━━ DATASET CONTENT

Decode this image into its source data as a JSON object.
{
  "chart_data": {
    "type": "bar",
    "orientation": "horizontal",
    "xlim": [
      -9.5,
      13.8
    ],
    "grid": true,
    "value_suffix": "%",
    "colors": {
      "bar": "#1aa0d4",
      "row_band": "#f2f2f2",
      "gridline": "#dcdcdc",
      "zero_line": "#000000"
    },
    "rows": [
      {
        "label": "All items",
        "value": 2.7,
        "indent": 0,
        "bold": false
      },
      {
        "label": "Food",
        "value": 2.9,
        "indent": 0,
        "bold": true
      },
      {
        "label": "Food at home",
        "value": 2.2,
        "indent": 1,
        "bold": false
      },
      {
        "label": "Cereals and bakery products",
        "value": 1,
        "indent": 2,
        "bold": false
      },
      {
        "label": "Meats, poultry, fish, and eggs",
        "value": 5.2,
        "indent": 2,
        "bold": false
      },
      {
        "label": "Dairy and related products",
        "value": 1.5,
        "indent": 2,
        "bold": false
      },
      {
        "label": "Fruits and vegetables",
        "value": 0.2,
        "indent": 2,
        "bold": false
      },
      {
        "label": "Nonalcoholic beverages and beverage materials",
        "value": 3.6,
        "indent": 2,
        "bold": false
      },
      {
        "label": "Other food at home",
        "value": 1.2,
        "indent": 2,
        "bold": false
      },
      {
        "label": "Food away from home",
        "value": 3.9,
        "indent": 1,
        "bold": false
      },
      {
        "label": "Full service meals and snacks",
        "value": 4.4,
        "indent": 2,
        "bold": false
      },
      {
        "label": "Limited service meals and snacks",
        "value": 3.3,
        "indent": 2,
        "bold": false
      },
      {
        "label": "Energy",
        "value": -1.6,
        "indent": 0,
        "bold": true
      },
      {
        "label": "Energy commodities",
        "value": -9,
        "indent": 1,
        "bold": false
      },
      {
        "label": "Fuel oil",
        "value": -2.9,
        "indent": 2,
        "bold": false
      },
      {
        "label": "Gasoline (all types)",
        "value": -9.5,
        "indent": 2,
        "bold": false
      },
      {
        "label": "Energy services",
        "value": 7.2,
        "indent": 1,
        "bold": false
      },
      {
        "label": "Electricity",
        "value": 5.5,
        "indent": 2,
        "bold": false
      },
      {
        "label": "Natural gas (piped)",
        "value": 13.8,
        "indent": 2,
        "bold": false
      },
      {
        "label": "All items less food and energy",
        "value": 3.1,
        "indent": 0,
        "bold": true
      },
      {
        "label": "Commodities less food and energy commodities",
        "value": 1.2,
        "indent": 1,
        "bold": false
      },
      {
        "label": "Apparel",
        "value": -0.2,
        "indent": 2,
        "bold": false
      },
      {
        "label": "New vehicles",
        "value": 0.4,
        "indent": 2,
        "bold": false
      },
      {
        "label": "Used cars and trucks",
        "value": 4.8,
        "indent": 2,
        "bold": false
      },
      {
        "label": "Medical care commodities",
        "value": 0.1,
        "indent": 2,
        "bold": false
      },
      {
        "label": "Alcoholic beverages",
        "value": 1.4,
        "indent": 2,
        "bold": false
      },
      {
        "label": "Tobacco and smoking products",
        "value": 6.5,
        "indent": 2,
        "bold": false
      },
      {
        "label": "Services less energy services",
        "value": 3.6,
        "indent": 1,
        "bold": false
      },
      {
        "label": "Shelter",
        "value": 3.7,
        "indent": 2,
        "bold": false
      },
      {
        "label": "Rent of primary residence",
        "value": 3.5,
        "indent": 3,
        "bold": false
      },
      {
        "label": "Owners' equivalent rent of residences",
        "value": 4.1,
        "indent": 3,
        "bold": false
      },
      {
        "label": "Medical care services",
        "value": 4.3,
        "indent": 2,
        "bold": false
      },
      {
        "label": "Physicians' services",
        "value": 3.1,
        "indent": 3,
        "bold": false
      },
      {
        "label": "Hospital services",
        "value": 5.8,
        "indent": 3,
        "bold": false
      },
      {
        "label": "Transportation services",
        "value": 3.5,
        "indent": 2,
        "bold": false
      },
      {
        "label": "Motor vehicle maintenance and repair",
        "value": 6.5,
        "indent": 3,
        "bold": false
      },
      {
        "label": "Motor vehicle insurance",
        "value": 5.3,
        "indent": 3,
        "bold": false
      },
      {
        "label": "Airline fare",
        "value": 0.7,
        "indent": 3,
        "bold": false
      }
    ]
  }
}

━━━━

- SET EXERCISE:
Retype all of the material above with every character intact.

- EXERCISE RESULT:
Decode this image into its source data as a JSON object.
{
  "chart_data": {
    "type": "bar",
    "orientation": "horizontal",
    "xlim": [
      -9.5,
      13.8
    ],
    "grid": true,
    "value_suffix": "%",
    "colors": {
      "bar": "#1aa0d4",
      "row_band": "#f2f2f2",
      "gridline": "#dcdcdc",
      "zero_line": "#000000"
    },
    "rows": [
      {
        "label": "All items",
        "value": 2.7,
        "indent": 0,
        "bold": false
      },
      {
        "label": "Food",
        "value": 2.9,
        "indent": 0,
        "bold": true
      },
      {
        "label": "Food at home",
        "value": 2.2,
        "indent": 1,
        "bold": false
      },
      {
        "label": "Cereals and bakery products",
        "value": 1,
        "indent": 2,
        "bold": false
      },
      {
        "label": "Meats, poultry, fish, and eggs",
        "value": 5.2,
        "indent": 2,
        "bold": false
      },
      {
        "label": "Dairy and related products",
        "value": 1.5,
        "indent": 2,
        "bold": false
      },
      {
        "label": "Fruits and vegetables",
        "value": 0.2,
        "indent": 2,
        "bold": false
      },
      {
        "label": "Nonalcoholic beverages and beverage materials",
        "value": 3.6,
        "indent": 2,
        "bold": false
      },
      {
        "label": "Other food at home",
        "value": 1.2,
        "indent": 2,
        "bold": false
      },
      {
        "label": "Food away from home",
        "value": 3.9,
        "indent": 1,
        "bold": false
      },
      {
        "label": "Full service meals and snacks",
        "value": 4.4,
        "indent": 2,
        "bold": false
      },
      {
        "label": "Limited service meals and snacks",
        "value": 3.3,
        "indent": 2,
        "bold": false
      },
      {
        "label": "Energy",
        "value": -1.6,
        "indent": 0,
        "bold": true
      },
      {
        "label": "Energy commodities",
        "value": -9,
        "indent": 1,
        "bold": false
      },
      {
        "label": "Fuel oil",
        "value": -2.9,
        "indent": 2,
        "bold": false
      },
      {
        "label": "Gasoline (all types)",
        "value": -9.5,
        "indent": 2,
        "bold": false
      },
      {
        "label": "Energy services",
        "value": 7.2,
        "indent": 1,
        "bold": false
      },
      {
        "label": "Electricity",
        "value": 5.5,
        "indent": 2,
        "bold": false
      },
      {
        "label": "Natural gas (piped)",
        "value": 13.8,
        "indent": 2,
        "bold": false
      },
      {
        "label": "All items less food and energy",
        "value": 3.1,
        "indent": 0,
        "bold": true
      },
      {
        "label": "Commodities less food and energy commodities",
        "value": 1.2,
        "indent": 1,
        "bold": false
      },
      {
        "label": "Apparel",
        "value": -0.2,
        "indent": 2,
        "bold": false
      },
      {
        "label": "New vehicles",
        "value": 0.4,
        "indent": 2,
        "bold": false
      },
      {
        "label": "Used cars and trucks",
        "value": 4.8,
        "indent": 2,
        "bold": false
      },
      {
        "label": "Medical care commodities",
        "value": 0.1,
        "indent": 2,
        "bold": false
      },
      {
        "label": "Alcoholic beverages",
        "value": 1.4,
        "indent": 2,
        "bold": false
      },
      {
        "label": "Tobacco and smoking products",
        "value": 6.5,
        "indent": 2,
        "bold": false
      },
      {
        "label": "Services less energy services",
        "value": 3.6,
        "indent": 1,
        "bold": false
      },
      {
        "label": "Shelter",
        "value": 3.7,
        "indent": 2,
        "bold": false
      },
      {
        "label": "Rent of primary residence",
        "value": 3.5,
        "indent": 3,
        "bold": false
      },
      {
        "label": "Owners' equivalent rent of residences",
        "value": 4.1,
        "indent": 3,
        "bold": false
      },
      {
        "label": "Medical care services",
        "value": 4.3,
        "indent": 2,
        "bold": false
      },
      {
        "label": "Physicians' services",
        "value": 3.1,
        "indent": 3,
        "bold": false
      },
      {
        "label": "Hospital services",
        "value": 5.8,
        "indent": 3,
        "bold": false
      },
      {
        "label": "Transportation services",
        "value": 3.5,
        "indent": 2,
        "bold": false
      },
      {
        "label": "Motor vehicle maintenance and repair",
        "value": 6.5,
        "indent": 3,
        "bold": false
      },
      {
        "label": "Motor vehicle insurance",
        "value": 5.3,
        "indent": 3,
        "bold": false
      },
      {
        "label": "Airline fare",
        "value": 0.7,
        "indent": 3,
        "bold": false
      }
    ]
  }
}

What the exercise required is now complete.